─── SUPPLIED MATERIAL

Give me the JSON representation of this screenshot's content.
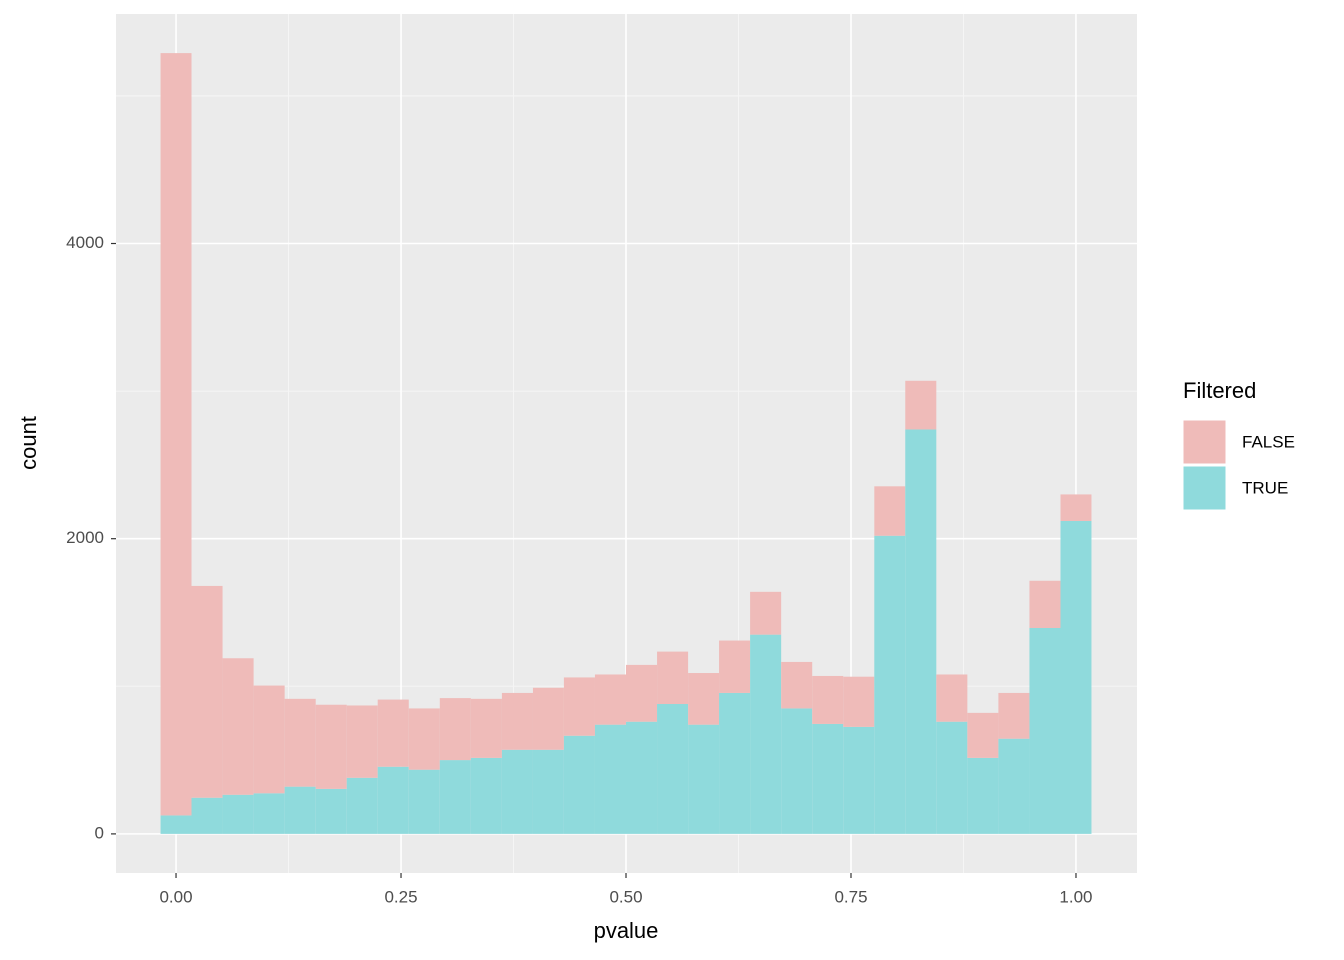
{
  "chart_data": {
    "type": "histogram",
    "stacked": true,
    "x_label": "pvalue",
    "y_label": "count",
    "legend_title": "Filtered",
    "legend_position": "right",
    "bins": [
      -0.0172,
      0.0172,
      0.0517,
      0.0862,
      0.1207,
      0.1552,
      0.1897,
      0.2241,
      0.2586,
      0.2931,
      0.3276,
      0.3621,
      0.3966,
      0.431,
      0.4655,
      0.5,
      0.5345,
      0.569,
      0.6034,
      0.6379,
      0.6724,
      0.7069,
      0.7414,
      0.7759,
      0.8103,
      0.8448,
      0.8793,
      0.9138,
      0.9483,
      0.9828,
      1.0172
    ],
    "series": [
      {
        "name": "FALSE",
        "color": "#efbbb9",
        "values": [
          5165,
          1435,
          925,
          730,
          595,
          570,
          490,
          455,
          415,
          420,
          400,
          385,
          420,
          395,
          340,
          385,
          355,
          350,
          355,
          290,
          315,
          325,
          340,
          335,
          330,
          320,
          305,
          310,
          320,
          180
        ]
      },
      {
        "name": "TRUE",
        "color": "#8fdadc",
        "values": [
          125,
          245,
          265,
          275,
          320,
          305,
          380,
          455,
          435,
          500,
          515,
          570,
          570,
          665,
          740,
          760,
          880,
          740,
          955,
          1350,
          850,
          745,
          725,
          2020,
          2740,
          760,
          515,
          645,
          1395,
          2120
        ]
      }
    ],
    "xlim": [
      -0.0667,
      1.0678
    ],
    "ylim": [
      -265,
      5555
    ],
    "xticks": [
      {
        "value": 0,
        "label": "0.00"
      },
      {
        "value": 0.25,
        "label": "0.25"
      },
      {
        "value": 0.5,
        "label": "0.50"
      },
      {
        "value": 0.75,
        "label": "0.75"
      },
      {
        "value": 1,
        "label": "1.00"
      }
    ],
    "yticks": [
      0,
      2000,
      4000
    ],
    "grid": true
  }
}
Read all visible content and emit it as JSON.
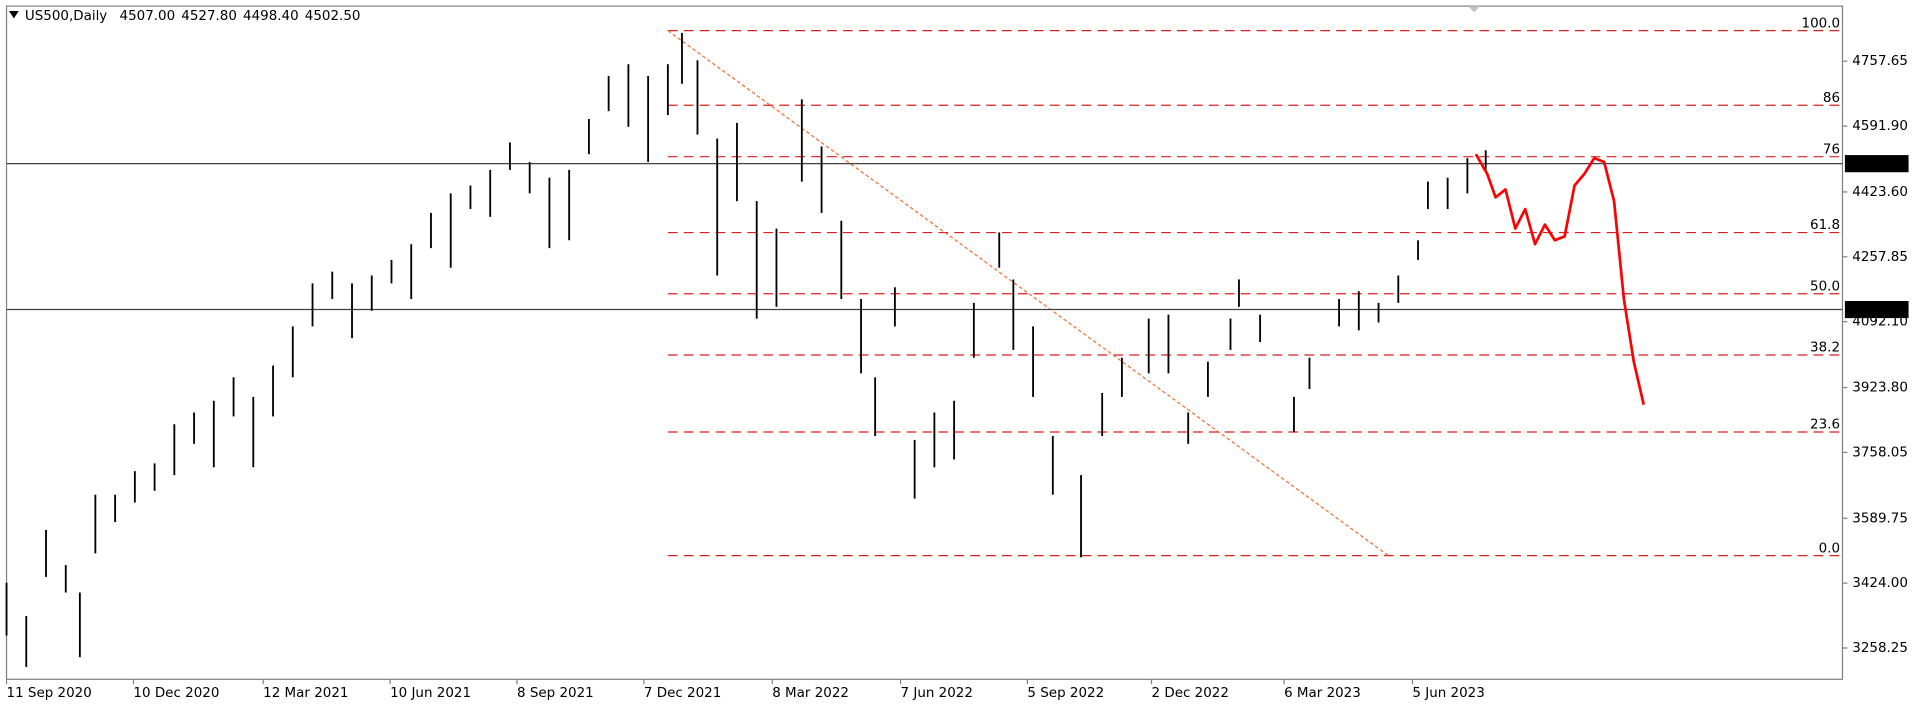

──────

## TASK PROMPT
Above are entries; state the number of lines among them that contain "JSON", and nothing else.

## RESULT OF THIS TASK
2